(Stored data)
'''

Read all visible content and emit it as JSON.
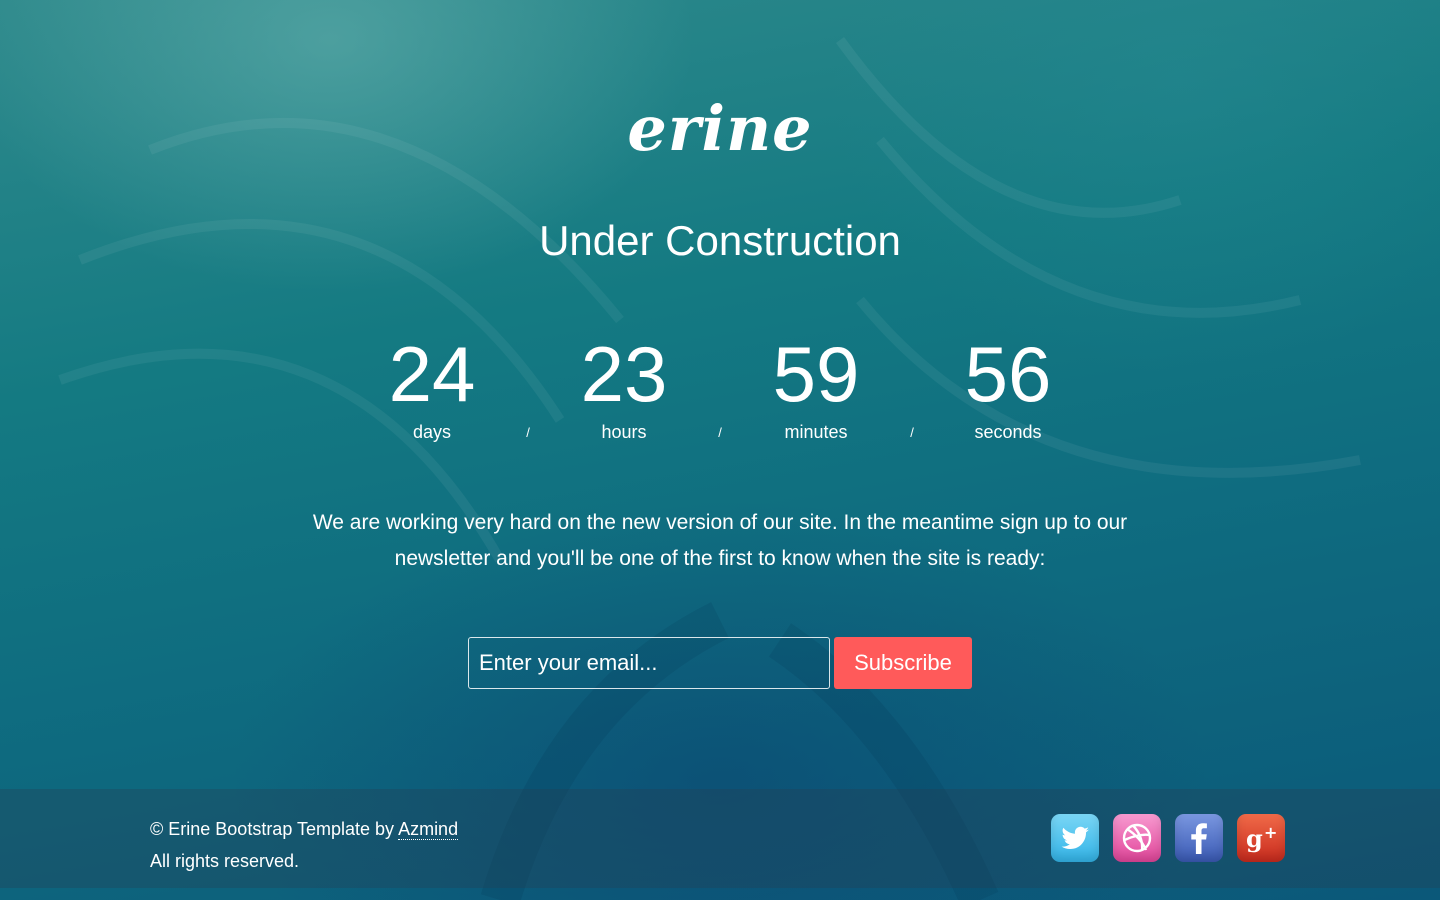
{
  "logo": "erine",
  "headline": "Under Construction",
  "countdown": {
    "days": {
      "value": "24",
      "label": "days"
    },
    "hours": {
      "value": "23",
      "label": "hours"
    },
    "minutes": {
      "value": "59",
      "label": "minutes"
    },
    "seconds": {
      "value": "56",
      "label": "seconds"
    },
    "separator": "/"
  },
  "message": "We are working very hard on the new version of our site. In the meantime sign up to our newsletter and you'll be one of the first to know when the site is ready:",
  "form": {
    "email_placeholder": "Enter your email...",
    "subscribe_label": "Subscribe"
  },
  "footer": {
    "copyright_prefix": "© Erine Bootstrap Template by ",
    "author_link": "Azmind",
    "rights": "All rights reserved."
  },
  "social": [
    "twitter-icon",
    "dribbble-icon",
    "facebook-icon",
    "google-plus-icon"
  ],
  "colors": {
    "accent_button": "#ff5a5a",
    "text": "#ffffff",
    "background": "#147a82"
  }
}
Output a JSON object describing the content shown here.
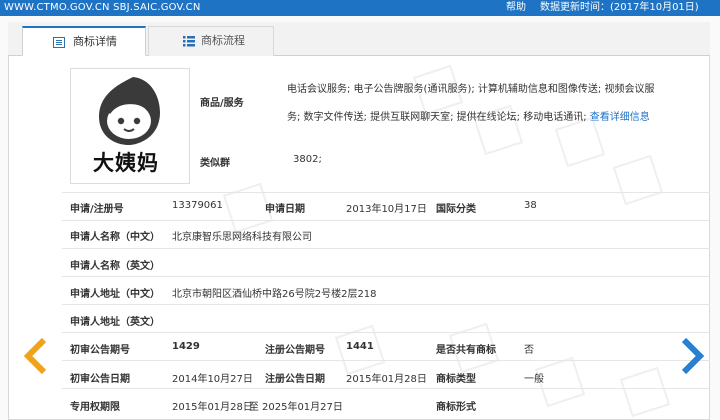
{
  "topbar": {
    "site": "WWW.CTMO.GOV.CN SBJ.SAIC.GOV.CN",
    "help": "帮助",
    "update": "数据更新时间：(2017年10月01日)"
  },
  "tabs": [
    {
      "label": "商标详情",
      "icon": "document-icon",
      "active": true
    },
    {
      "label": "商标流程",
      "icon": "list-icon",
      "active": false
    }
  ],
  "logo": {
    "text": "大姨妈"
  },
  "goods": {
    "label": "商品/服务",
    "text": "电话会议服务; 电子公告牌服务(通讯服务); 计算机辅助信息和图像传送; 视频会议服务; 数字文件传送; 提供互联网聊天室; 提供在线论坛; 移动电话通讯;",
    "link": "查看详细信息"
  },
  "similar_group": {
    "label": "类似群",
    "value": "3802;"
  },
  "fields": {
    "reg_no_label": "申请/注册号",
    "reg_no": "13379061",
    "app_date_label": "申请日期",
    "app_date": "2013年10月17日",
    "intl_class_label": "国际分类",
    "intl_class": "38",
    "applicant_cn_label": "申请人名称（中文）",
    "applicant_cn": "北京康智乐思网络科技有限公司",
    "applicant_en_label": "申请人名称（英文）",
    "applicant_en": "",
    "address_cn_label": "申请人地址（中文）",
    "address_cn": "北京市朝阳区酒仙桥中路26号院2号楼2层218",
    "address_en_label": "申请人地址（英文）",
    "address_en": "",
    "prelim_no_label": "初审公告期号",
    "prelim_no": "1429",
    "reg_pub_no_label": "注册公告期号",
    "reg_pub_no": "1441",
    "shared_label": "是否共有商标",
    "shared": "否",
    "prelim_date_label": "初审公告日期",
    "prelim_date": "2014年10月27日",
    "reg_pub_date_label": "注册公告日期",
    "reg_pub_date": "2015年01月28日",
    "tm_type_label": "商标类型",
    "tm_type": "一般",
    "exclusive_label": "专用权期限",
    "exclusive_start": "2015年01月28日",
    "exclusive_to": "至",
    "exclusive_end": "2025年01月27日",
    "tm_form_label": "商标形式",
    "tm_form": ""
  },
  "colors": {
    "topbar": "#1e73c4",
    "arrow_left": "#f0a21a",
    "arrow_right": "#2b7fd0",
    "link": "#1e73c4"
  }
}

'''

All of the entries above should be copied exactly, except for the pictures.

Read all visible content and emit it as JSON.
{
  "logo": "erine",
  "headline": "Under Construction",
  "countdown": {
    "days": {
      "value": "24",
      "label": "days"
    },
    "hours": {
      "value": "23",
      "label": "hours"
    },
    "minutes": {
      "value": "59",
      "label": "minutes"
    },
    "seconds": {
      "value": "56",
      "label": "seconds"
    },
    "separator": "/"
  },
  "message": "We are working very hard on the new version of our site. In the meantime sign up to our newsletter and you'll be one of the first to know when the site is ready:",
  "form": {
    "email_placeholder": "Enter your email...",
    "subscribe_label": "Subscribe"
  },
  "footer": {
    "copyright_prefix": "© Erine Bootstrap Template by ",
    "author_link": "Azmind",
    "rights": "All rights reserved."
  },
  "social": [
    "twitter-icon",
    "dribbble-icon",
    "facebook-icon",
    "google-plus-icon"
  ],
  "colors": {
    "accent_button": "#ff5a5a",
    "text": "#ffffff",
    "background": "#147a82"
  }
}
Output a JSON object describing the content shown here.
{
  "topbar": {
    "site": "WWW.CTMO.GOV.CN SBJ.SAIC.GOV.CN",
    "help": "帮助",
    "update": "数据更新时间：(2017年10月01日)"
  },
  "tabs": [
    {
      "label": "商标详情",
      "icon": "document-icon",
      "active": true
    },
    {
      "label": "商标流程",
      "icon": "list-icon",
      "active": false
    }
  ],
  "logo": {
    "text": "大姨妈"
  },
  "goods": {
    "label": "商品/服务",
    "text": "电话会议服务; 电子公告牌服务(通讯服务); 计算机辅助信息和图像传送; 视频会议服务; 数字文件传送; 提供互联网聊天室; 提供在线论坛; 移动电话通讯;",
    "link": "查看详细信息"
  },
  "similar_group": {
    "label": "类似群",
    "value": "3802;"
  },
  "fields": {
    "reg_no_label": "申请/注册号",
    "reg_no": "13379061",
    "app_date_label": "申请日期",
    "app_date": "2013年10月17日",
    "intl_class_label": "国际分类",
    "intl_class": "38",
    "applicant_cn_label": "申请人名称（中文）",
    "applicant_cn": "北京康智乐思网络科技有限公司",
    "applicant_en_label": "申请人名称（英文）",
    "applicant_en": "",
    "address_cn_label": "申请人地址（中文）",
    "address_cn": "北京市朝阳区酒仙桥中路26号院2号楼2层218",
    "address_en_label": "申请人地址（英文）",
    "address_en": "",
    "prelim_no_label": "初审公告期号",
    "prelim_no": "1429",
    "reg_pub_no_label": "注册公告期号",
    "reg_pub_no": "1441",
    "shared_label": "是否共有商标",
    "shared": "否",
    "prelim_date_label": "初审公告日期",
    "prelim_date": "2014年10月27日",
    "reg_pub_date_label": "注册公告日期",
    "reg_pub_date": "2015年01月28日",
    "tm_type_label": "商标类型",
    "tm_type": "一般",
    "exclusive_label": "专用权期限",
    "exclusive_start": "2015年01月28日",
    "exclusive_to": "至",
    "exclusive_end": "2025年01月27日",
    "tm_form_label": "商标形式",
    "tm_form": ""
  },
  "colors": {
    "topbar": "#1e73c4",
    "arrow_left": "#f0a21a",
    "arrow_right": "#2b7fd0",
    "link": "#1e73c4"
  }
}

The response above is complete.